Copy out all of the data below with no alterations.

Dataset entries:
------
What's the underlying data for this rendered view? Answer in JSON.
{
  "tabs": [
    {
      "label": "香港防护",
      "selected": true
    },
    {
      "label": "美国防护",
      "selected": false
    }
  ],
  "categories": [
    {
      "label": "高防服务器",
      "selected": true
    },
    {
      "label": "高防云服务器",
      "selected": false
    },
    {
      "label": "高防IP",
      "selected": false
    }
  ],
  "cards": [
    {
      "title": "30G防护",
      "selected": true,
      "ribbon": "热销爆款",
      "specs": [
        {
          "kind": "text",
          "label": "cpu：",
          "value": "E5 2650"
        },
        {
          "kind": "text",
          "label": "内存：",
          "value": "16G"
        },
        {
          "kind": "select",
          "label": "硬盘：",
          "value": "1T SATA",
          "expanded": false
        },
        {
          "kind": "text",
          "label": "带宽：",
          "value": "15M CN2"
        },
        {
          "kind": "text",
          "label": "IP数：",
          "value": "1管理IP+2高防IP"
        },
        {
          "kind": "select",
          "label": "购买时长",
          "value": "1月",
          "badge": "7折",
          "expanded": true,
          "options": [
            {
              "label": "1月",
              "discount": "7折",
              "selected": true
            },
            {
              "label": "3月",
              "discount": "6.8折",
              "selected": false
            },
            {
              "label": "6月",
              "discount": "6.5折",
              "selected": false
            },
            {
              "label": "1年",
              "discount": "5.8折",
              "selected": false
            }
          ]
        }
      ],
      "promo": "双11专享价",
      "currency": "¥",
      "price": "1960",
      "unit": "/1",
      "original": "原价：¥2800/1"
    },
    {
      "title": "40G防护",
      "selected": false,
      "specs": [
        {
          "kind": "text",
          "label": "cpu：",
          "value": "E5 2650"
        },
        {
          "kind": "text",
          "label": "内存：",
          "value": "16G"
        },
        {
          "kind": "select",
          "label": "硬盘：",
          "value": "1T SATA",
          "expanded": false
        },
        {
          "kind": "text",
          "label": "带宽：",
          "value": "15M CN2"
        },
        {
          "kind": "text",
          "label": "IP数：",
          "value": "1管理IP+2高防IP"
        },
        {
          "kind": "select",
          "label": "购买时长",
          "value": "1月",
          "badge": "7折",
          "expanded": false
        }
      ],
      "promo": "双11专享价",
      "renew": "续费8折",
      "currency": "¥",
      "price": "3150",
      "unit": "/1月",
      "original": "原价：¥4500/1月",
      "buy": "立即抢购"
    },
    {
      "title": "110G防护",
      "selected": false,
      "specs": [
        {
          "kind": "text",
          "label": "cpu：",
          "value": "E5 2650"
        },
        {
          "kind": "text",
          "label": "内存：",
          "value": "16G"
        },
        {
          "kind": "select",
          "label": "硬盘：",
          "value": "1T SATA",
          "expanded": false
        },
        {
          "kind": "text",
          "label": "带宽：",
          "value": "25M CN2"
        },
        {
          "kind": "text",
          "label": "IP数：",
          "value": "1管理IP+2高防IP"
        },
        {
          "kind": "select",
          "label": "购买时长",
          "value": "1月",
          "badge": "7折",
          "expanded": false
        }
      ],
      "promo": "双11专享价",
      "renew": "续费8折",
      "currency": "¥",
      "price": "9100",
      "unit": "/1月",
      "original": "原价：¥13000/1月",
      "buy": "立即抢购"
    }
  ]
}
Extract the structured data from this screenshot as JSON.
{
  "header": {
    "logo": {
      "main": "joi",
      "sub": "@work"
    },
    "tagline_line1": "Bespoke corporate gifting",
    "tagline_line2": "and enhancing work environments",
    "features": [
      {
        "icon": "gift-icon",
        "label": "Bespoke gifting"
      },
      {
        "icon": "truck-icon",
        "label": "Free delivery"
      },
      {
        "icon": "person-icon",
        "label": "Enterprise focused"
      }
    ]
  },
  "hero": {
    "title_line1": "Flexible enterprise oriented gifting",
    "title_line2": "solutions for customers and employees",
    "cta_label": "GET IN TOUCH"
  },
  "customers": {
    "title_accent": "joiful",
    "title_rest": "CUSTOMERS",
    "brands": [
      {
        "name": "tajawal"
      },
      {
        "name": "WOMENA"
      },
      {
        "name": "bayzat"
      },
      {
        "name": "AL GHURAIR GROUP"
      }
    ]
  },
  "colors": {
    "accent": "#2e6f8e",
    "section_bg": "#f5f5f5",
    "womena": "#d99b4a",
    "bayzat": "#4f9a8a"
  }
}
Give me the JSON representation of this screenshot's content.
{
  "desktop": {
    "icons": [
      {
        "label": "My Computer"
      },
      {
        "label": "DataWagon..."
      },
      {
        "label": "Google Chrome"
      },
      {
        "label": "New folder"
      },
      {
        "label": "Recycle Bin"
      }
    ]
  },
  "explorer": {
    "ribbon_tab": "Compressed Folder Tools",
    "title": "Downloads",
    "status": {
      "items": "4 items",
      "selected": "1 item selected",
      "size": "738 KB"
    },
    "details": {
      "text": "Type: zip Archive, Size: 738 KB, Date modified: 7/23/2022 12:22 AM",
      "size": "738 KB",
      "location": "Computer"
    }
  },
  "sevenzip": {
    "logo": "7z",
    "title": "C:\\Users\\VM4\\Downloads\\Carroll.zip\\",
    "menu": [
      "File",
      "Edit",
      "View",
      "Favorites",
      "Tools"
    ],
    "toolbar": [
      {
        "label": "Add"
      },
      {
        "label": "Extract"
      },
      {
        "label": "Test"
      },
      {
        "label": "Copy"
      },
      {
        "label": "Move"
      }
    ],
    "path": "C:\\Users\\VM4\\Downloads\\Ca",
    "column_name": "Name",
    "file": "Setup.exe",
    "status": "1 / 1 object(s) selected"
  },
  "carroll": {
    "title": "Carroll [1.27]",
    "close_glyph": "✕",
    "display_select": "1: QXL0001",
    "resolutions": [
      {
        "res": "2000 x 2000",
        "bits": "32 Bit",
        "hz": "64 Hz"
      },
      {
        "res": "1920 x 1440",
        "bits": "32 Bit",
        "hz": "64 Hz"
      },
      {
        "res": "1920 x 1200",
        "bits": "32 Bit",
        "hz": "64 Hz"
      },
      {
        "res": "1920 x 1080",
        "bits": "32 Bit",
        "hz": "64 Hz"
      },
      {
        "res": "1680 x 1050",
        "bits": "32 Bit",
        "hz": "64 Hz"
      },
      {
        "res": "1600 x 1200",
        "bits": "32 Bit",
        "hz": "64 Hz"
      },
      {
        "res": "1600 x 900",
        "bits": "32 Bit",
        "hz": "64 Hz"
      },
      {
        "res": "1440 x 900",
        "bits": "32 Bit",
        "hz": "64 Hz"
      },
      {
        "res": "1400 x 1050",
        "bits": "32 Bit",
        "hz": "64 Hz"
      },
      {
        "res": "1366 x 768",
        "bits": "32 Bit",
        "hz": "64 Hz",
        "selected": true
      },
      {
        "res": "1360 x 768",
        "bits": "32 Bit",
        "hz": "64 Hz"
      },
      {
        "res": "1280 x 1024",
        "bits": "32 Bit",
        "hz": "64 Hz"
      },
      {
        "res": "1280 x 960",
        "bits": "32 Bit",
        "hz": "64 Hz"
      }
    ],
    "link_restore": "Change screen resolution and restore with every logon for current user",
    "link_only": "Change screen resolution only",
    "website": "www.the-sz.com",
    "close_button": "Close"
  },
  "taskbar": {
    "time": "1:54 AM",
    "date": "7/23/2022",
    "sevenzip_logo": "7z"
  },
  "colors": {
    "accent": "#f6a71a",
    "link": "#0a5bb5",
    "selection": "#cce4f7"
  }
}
------
Finished task:
What's the underlying data for this rendered view? Answer in JSON.
{
  "tabs": [
    {
      "label": "香港防护",
      "selected": true
    },
    {
      "label": "美国防护",
      "selected": false
    }
  ],
  "categories": [
    {
      "label": "高防服务器",
      "selected": true
    },
    {
      "label": "高防云服务器",
      "selected": false
    },
    {
      "label": "高防IP",
      "selected": false
    }
  ],
  "cards": [
    {
      "title": "30G防护",
      "selected": true,
      "ribbon": "热销爆款",
      "specs": [
        {
          "kind": "text",
          "label": "cpu：",
          "value": "E5 2650"
        },
        {
          "kind": "text",
          "label": "内存：",
          "value": "16G"
        },
        {
          "kind": "select",
          "label": "硬盘：",
          "value": "1T SATA",
          "expanded": false
        },
        {
          "kind": "text",
          "label": "带宽：",
          "value": "15M CN2"
        },
        {
          "kind": "text",
          "label": "IP数：",
          "value": "1管理IP+2高防IP"
        },
        {
          "kind": "select",
          "label": "购买时长",
          "value": "1月",
          "badge": "7折",
          "expanded": true,
          "options": [
            {
              "label": "1月",
              "discount": "7折",
              "selected": true
            },
            {
              "label": "3月",
              "discount": "6.8折",
              "selected": false
            },
            {
              "label": "6月",
              "discount": "6.5折",
              "selected": false
            },
            {
              "label": "1年",
              "discount": "5.8折",
              "selected": false
            }
          ]
        }
      ],
      "promo": "双11专享价",
      "currency": "¥",
      "price": "1960",
      "unit": "/1",
      "original": "原价：¥2800/1"
    },
    {
      "title": "40G防护",
      "selected": false,
      "specs": [
        {
          "kind": "text",
          "label": "cpu：",
          "value": "E5 2650"
        },
        {
          "kind": "text",
          "label": "内存：",
          "value": "16G"
        },
        {
          "kind": "select",
          "label": "硬盘：",
          "value": "1T SATA",
          "expanded": false
        },
        {
          "kind": "text",
          "label": "带宽：",
          "value": "15M CN2"
        },
        {
          "kind": "text",
          "label": "IP数：",
          "value": "1管理IP+2高防IP"
        },
        {
          "kind": "select",
          "label": "购买时长",
          "value": "1月",
          "badge": "7折",
          "expanded": false
        }
      ],
      "promo": "双11专享价",
      "renew": "续费8折",
      "currency": "¥",
      "price": "3150",
      "unit": "/1月",
      "original": "原价：¥4500/1月",
      "buy": "立即抢购"
    },
    {
      "title": "110G防护",
      "selected": false,
      "specs": [
        {
          "kind": "text",
          "label": "cpu：",
          "value": "E5 2650"
        },
        {
          "kind": "text",
          "label": "内存：",
          "value": "16G"
        },
        {
          "kind": "select",
          "label": "硬盘：",
          "value": "1T SATA",
          "expanded": false
        },
        {
          "kind": "text",
          "label": "带宽：",
          "value": "25M CN2"
        },
        {
          "kind": "text",
          "label": "IP数：",
          "value": "1管理IP+2高防IP"
        },
        {
          "kind": "select",
          "label": "购买时长",
          "value": "1月",
          "badge": "7折",
          "expanded": false
        }
      ],
      "promo": "双11专享价",
      "renew": "续费8折",
      "currency": "¥",
      "price": "9100",
      "unit": "/1月",
      "original": "原价：¥13000/1月",
      "buy": "立即抢购"
    }
  ]
}
Extract the structured data from this screenshot as JSON.
{
  "header": {
    "logo": {
      "main": "joi",
      "sub": "@work"
    },
    "tagline_line1": "Bespoke corporate gifting",
    "tagline_line2": "and enhancing work environments",
    "features": [
      {
        "icon": "gift-icon",
        "label": "Bespoke gifting"
      },
      {
        "icon": "truck-icon",
        "label": "Free delivery"
      },
      {
        "icon": "person-icon",
        "label": "Enterprise focused"
      }
    ]
  },
  "hero": {
    "title_line1": "Flexible enterprise oriented gifting",
    "title_line2": "solutions for customers and employees",
    "cta_label": "GET IN TOUCH"
  },
  "customers": {
    "title_accent": "joiful",
    "title_rest": "CUSTOMERS",
    "brands": [
      {
        "name": "tajawal"
      },
      {
        "name": "WOMENA"
      },
      {
        "name": "bayzat"
      },
      {
        "name": "AL GHURAIR GROUP"
      }
    ]
  },
  "colors": {
    "accent": "#2e6f8e",
    "section_bg": "#f5f5f5",
    "womena": "#d99b4a",
    "bayzat": "#4f9a8a"
  }
}
Give me the JSON representation of this screenshot's content.
{
  "desktop": {
    "icons": [
      {
        "label": "My Computer"
      },
      {
        "label": "DataWagon..."
      },
      {
        "label": "Google Chrome"
      },
      {
        "label": "New folder"
      },
      {
        "label": "Recycle Bin"
      }
    ]
  },
  "explorer": {
    "ribbon_tab": "Compressed Folder Tools",
    "title": "Downloads",
    "status": {
      "items": "4 items",
      "selected": "1 item selected",
      "size": "738 KB"
    },
    "details": {
      "text": "Type: zip Archive, Size: 738 KB, Date modified: 7/23/2022 12:22 AM",
      "size": "738 KB",
      "location": "Computer"
    }
  },
  "sevenzip": {
    "logo": "7z",
    "title": "C:\\Users\\VM4\\Downloads\\Carroll.zip\\",
    "menu": [
      "File",
      "Edit",
      "View",
      "Favorites",
      "Tools"
    ],
    "toolbar": [
      {
        "label": "Add"
      },
      {
        "label": "Extract"
      },
      {
        "label": "Test"
      },
      {
        "label": "Copy"
      },
      {
        "label": "Move"
      }
    ],
    "path": "C:\\Users\\VM4\\Downloads\\Ca",
    "column_name": "Name",
    "file": "Setup.exe",
    "status": "1 / 1 object(s) selected"
  },
  "carroll": {
    "title": "Carroll [1.27]",
    "close_glyph": "✕",
    "display_select": "1: QXL0001",
    "resolutions": [
      {
        "res": "2000 x 2000",
        "bits": "32 Bit",
        "hz": "64 Hz"
      },
      {
        "res": "1920 x 1440",
        "bits": "32 Bit",
        "hz": "64 Hz"
      },
      {
        "res": "1920 x 1200",
        "bits": "32 Bit",
        "hz": "64 Hz"
      },
      {
        "res": "1920 x 1080",
        "bits": "32 Bit",
        "hz": "64 Hz"
      },
      {
        "res": "1680 x 1050",
        "bits": "32 Bit",
        "hz": "64 Hz"
      },
      {
        "res": "1600 x 1200",
        "bits": "32 Bit",
        "hz": "64 Hz"
      },
      {
        "res": "1600 x 900",
        "bits": "32 Bit",
        "hz": "64 Hz"
      },
      {
        "res": "1440 x 900",
        "bits": "32 Bit",
        "hz": "64 Hz"
      },
      {
        "res": "1400 x 1050",
        "bits": "32 Bit",
        "hz": "64 Hz"
      },
      {
        "res": "1366 x 768",
        "bits": "32 Bit",
        "hz": "64 Hz",
        "selected": true
      },
      {
        "res": "1360 x 768",
        "bits": "32 Bit",
        "hz": "64 Hz"
      },
      {
        "res": "1280 x 1024",
        "bits": "32 Bit",
        "hz": "64 Hz"
      },
      {
        "res": "1280 x 960",
        "bits": "32 Bit",
        "hz": "64 Hz"
      }
    ],
    "link_restore": "Change screen resolution and restore with every logon for current user",
    "link_only": "Change screen resolution only",
    "website": "www.the-sz.com",
    "close_button": "Close"
  },
  "taskbar": {
    "time": "1:54 AM",
    "date": "7/23/2022",
    "sevenzip_logo": "7z"
  },
  "colors": {
    "accent": "#f6a71a",
    "link": "#0a5bb5",
    "selection": "#cce4f7"
  }
}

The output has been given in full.